STATED TASK: Skip the pictures. Copy all the rest of the records down exactly.

BEGIN DATA SHOWN

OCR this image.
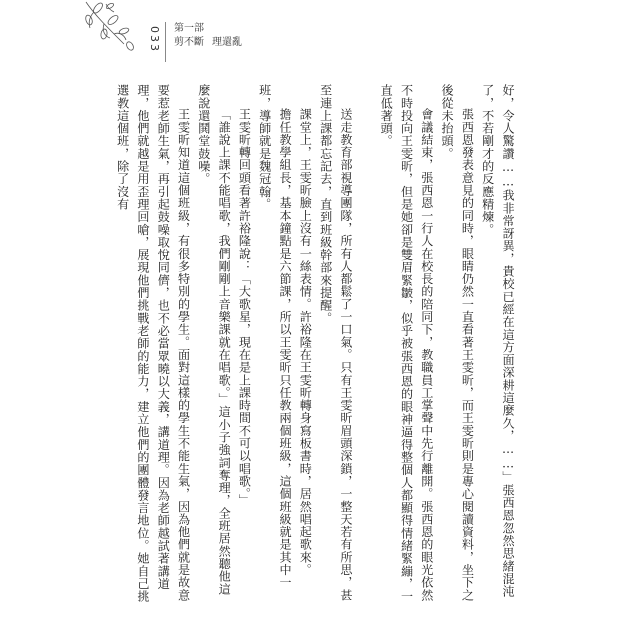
033 第一部
剪不斷 理還亂

好，令人驚讚……我非常訝異，貴校已經在這方面深耕這麼久，……」張西恩忽然思緒混沌了，不若剛才的反應精煉。

張西恩發表意見的同時，眼睛仍然一直看著王雯昕，而王雯昕則是專心閱讀資料，坐下之後從未抬頭。

會議結束，張西恩一行人在校長的陪同下，教職員工掌聲中先行離開。張西恩的眼光依然不時投向王雯昕，但是她卻是雙眉緊皺，似乎被張西恩的眼神逼得整個人都顯得情緒緊繃，一直低著頭。

送走教育部視導團隊，所有人都鬆了一口氣。只有王雯昕眉頭深鎖，一整天若有所思，甚至連上課都忘記去，直到班級幹部來提醒。

課堂上，王雯昕臉上沒有一絲表情。許裕隆在王雯昕轉身寫板書時，居然唱起歌來。

擔任教學組長，基本鐘點是六節課，所以王雯昕只任教兩個班級，這個班級就是其中一班，導師就是魏冠翰。

王雯昕轉回頭看著許裕隆說：「大歌星，現在是上課時間不可以唱歌。」

「誰說上課不能唱歌，我們剛剛上音樂課就在唱歌。」這小子強詞奪理，全班居然聽他這麼說還鬨堂鼓噪。

王雯昕知道這個班級，有很多特別的學生。面對這樣的學生不能生氣，因為他們就是故意要惹老師生氣，再引起鼓噪取悅同儕，也不必當眾曉以大義，講道理。因為老師越試著講道理，他們就越是用歪理回嗆，展現他們挑戰老師的能力，建立他們的團體發言地位。她自己挑選教這個班，除了沒有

END DATA SHOWN

THE SOLUTION:
OCR this image.
033 第一部
剪不斷 理還亂

好，令人驚讚……我非常訝異，貴校已經在這方面深耕這麼久，……」張西恩忽然思緒混沌了，不若剛才的反應精煉。

張西恩發表意見的同時，眼睛仍然一直看著王雯昕，而王雯昕則是專心閱讀資料，坐下之後從未抬頭。

會議結束，張西恩一行人在校長的陪同下，教職員工掌聲中先行離開。張西恩的眼光依然不時投向王雯昕，但是她卻是雙眉緊皺，似乎被張西恩的眼神逼得整個人都顯得情緒緊繃，一直低著頭。

送走教育部視導團隊，所有人都鬆了一口氣。只有王雯昕眉頭深鎖，一整天若有所思，甚至連上課都忘記去，直到班級幹部來提醒。

課堂上，王雯昕臉上沒有一絲表情。許裕隆在王雯昕轉身寫板書時，居然唱起歌來。

擔任教學組長，基本鐘點是六節課，所以王雯昕只任教兩個班級，這個班級就是其中一班，導師就是魏冠翰。

王雯昕轉回頭看著許裕隆說：「大歌星，現在是上課時間不可以唱歌。」

「誰說上課不能唱歌，我們剛剛上音樂課就在唱歌。」這小子強詞奪理，全班居然聽他這麼說還鬨堂鼓噪。

王雯昕知道這個班級，有很多特別的學生。面對這樣的學生不能生氣，因為他們就是故意要惹老師生氣，再引起鼓噪取悅同儕，也不必當眾曉以大義，講道理。因為老師越試著講道理，他們就越是用歪理回嗆，展現他們挑戰老師的能力，建立他們的團體發言地位。她自己挑選教這個班，除了沒有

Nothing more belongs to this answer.